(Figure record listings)
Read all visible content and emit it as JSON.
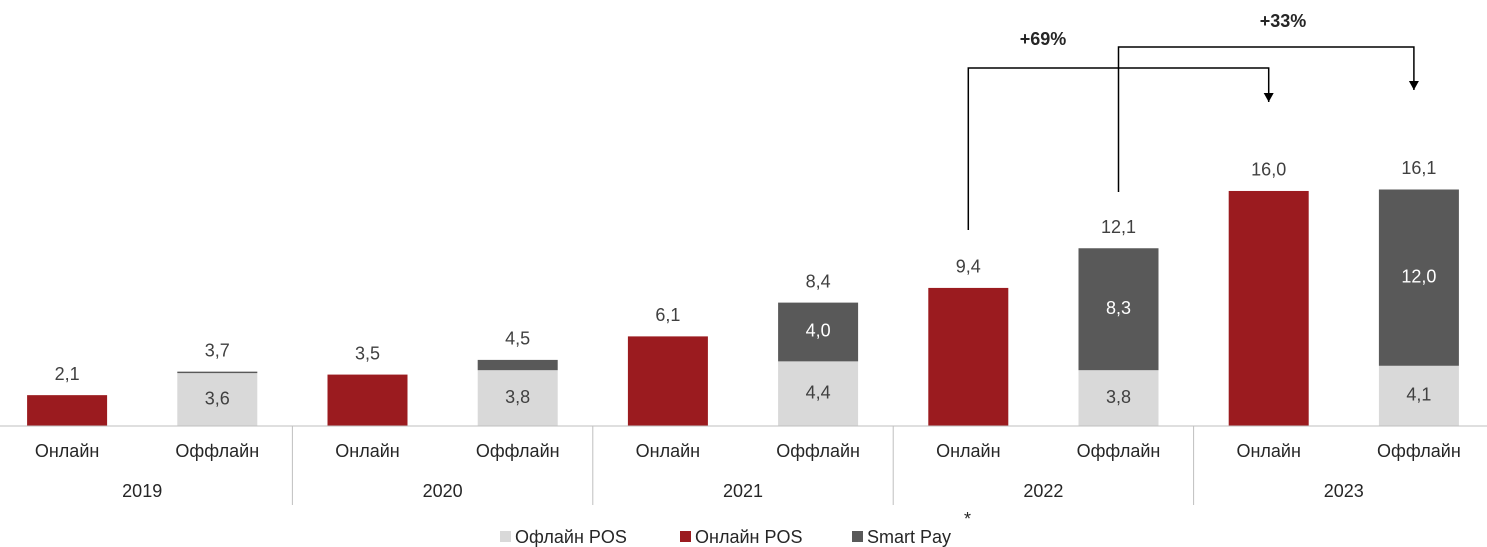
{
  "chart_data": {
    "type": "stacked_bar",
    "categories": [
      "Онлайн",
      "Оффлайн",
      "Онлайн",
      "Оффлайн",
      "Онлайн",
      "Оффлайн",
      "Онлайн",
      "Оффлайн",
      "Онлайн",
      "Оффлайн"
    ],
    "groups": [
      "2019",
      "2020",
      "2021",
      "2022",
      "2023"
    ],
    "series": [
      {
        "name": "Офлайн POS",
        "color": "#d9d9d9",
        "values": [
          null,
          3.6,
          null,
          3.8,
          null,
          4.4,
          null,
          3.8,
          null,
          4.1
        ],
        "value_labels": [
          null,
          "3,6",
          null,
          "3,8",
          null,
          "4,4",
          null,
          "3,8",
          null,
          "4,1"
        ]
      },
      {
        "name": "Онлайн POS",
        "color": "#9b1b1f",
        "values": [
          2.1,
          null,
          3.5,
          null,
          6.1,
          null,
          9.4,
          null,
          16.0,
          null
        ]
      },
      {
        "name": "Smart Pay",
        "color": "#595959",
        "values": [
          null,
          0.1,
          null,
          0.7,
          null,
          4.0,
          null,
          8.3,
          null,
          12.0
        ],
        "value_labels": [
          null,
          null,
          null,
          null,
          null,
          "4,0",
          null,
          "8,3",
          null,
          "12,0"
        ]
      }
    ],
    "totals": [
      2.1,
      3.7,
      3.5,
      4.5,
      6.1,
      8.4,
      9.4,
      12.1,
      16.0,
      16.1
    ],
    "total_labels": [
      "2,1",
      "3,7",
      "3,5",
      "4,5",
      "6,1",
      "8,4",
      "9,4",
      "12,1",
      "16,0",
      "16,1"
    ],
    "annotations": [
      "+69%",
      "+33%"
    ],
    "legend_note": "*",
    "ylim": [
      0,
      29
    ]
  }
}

> _EXERCISE INSTRUCTIONS_: From the data above, copy each line that holds "name".

> _REPLY_:
        "name": "Офлайн POS",
        "name": "Онлайн POS",
        "name": "Smart Pay",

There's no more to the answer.